• _WHAT THIS TASK INVOLVES_: Retype only the lines running from the line that contains "Read all visible content and emit it as JSON." to the line that contains "Give me the", inclusive, and leave the pictures behind.

• _PROVIDED DATA_:
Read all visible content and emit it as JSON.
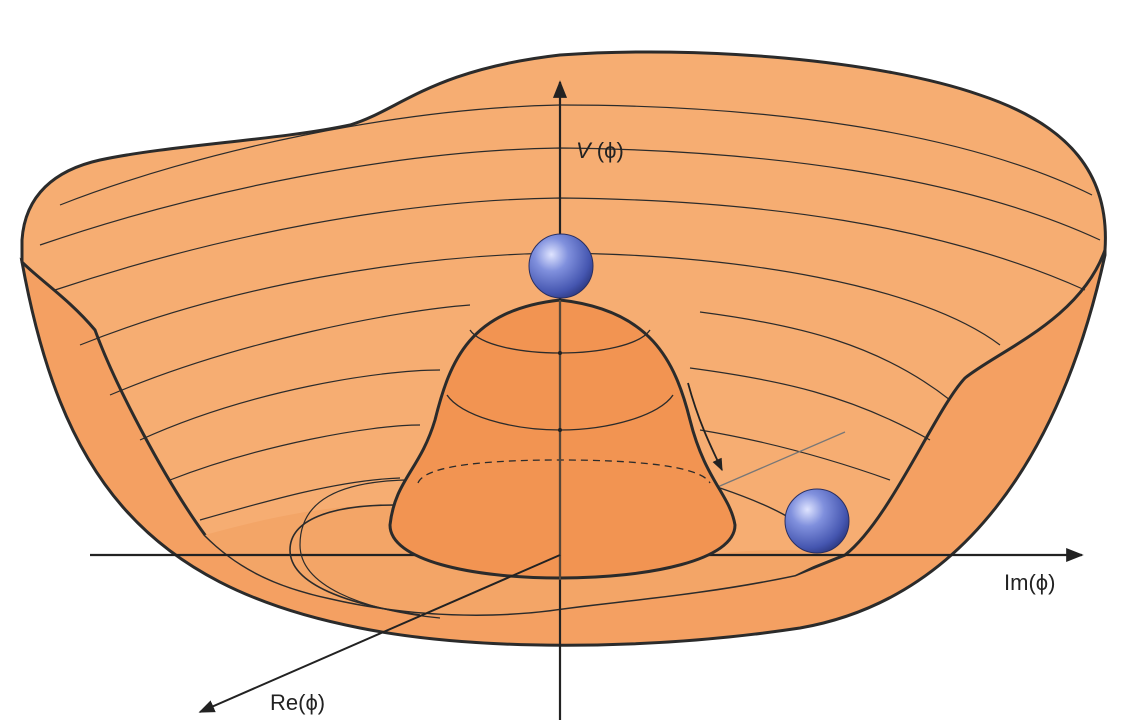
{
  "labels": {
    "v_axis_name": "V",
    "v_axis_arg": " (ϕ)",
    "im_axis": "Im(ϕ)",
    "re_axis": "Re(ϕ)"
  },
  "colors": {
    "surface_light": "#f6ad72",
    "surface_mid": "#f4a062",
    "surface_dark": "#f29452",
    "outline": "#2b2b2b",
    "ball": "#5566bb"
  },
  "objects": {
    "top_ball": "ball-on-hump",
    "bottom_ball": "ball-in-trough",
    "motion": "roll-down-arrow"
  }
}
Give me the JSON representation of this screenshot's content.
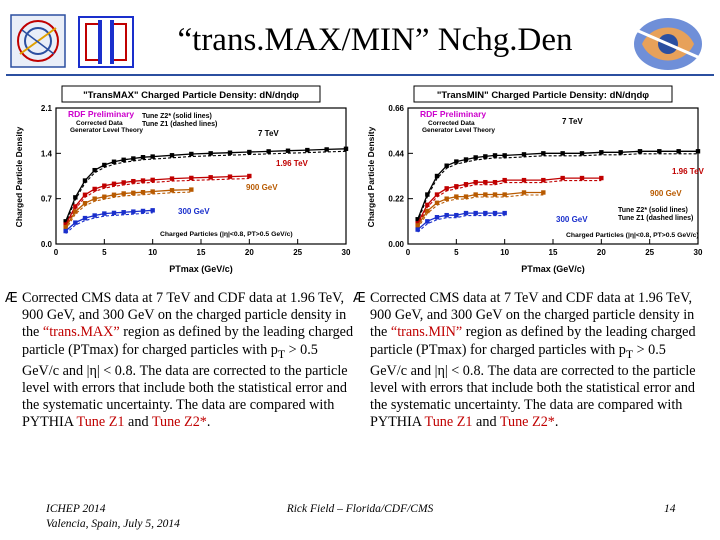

==

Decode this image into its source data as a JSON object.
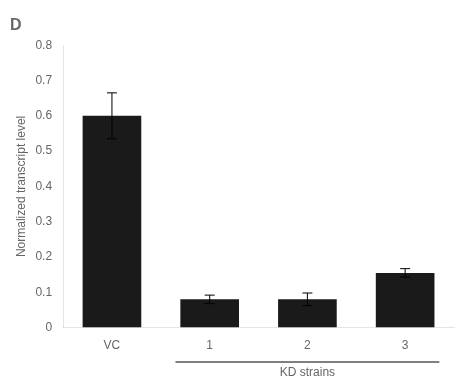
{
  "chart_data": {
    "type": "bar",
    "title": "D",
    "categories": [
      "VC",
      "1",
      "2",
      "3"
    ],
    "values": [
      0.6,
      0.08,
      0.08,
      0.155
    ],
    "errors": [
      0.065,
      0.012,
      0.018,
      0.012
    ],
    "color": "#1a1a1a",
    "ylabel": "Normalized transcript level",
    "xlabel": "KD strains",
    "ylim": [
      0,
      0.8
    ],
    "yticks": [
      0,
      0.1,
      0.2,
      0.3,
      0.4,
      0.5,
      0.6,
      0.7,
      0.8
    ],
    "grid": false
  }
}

• _EXERCISE ANSWER_:
Read all visible content and emit it as JSON.
{
  "labels": {
    "v_axis_name": "V",
    "v_axis_arg": " (ϕ)",
    "im_axis": "Im(ϕ)",
    "re_axis": "Re(ϕ)"
  },
  "colors": {
    "surface_light": "#f6ad72",
    "surface_mid": "#f4a062",
    "surface_dark": "#f29452",
    "outline": "#2b2b2b",
    "ball": "#5566bb"
  },
  "objects": {
    "top_ball": "ball-on-hump",
    "bottom_ball": "ball-in-trough",
    "motion": "roll-down-arrow"
  }
}
Give me the JSON representation of this screenshot's content.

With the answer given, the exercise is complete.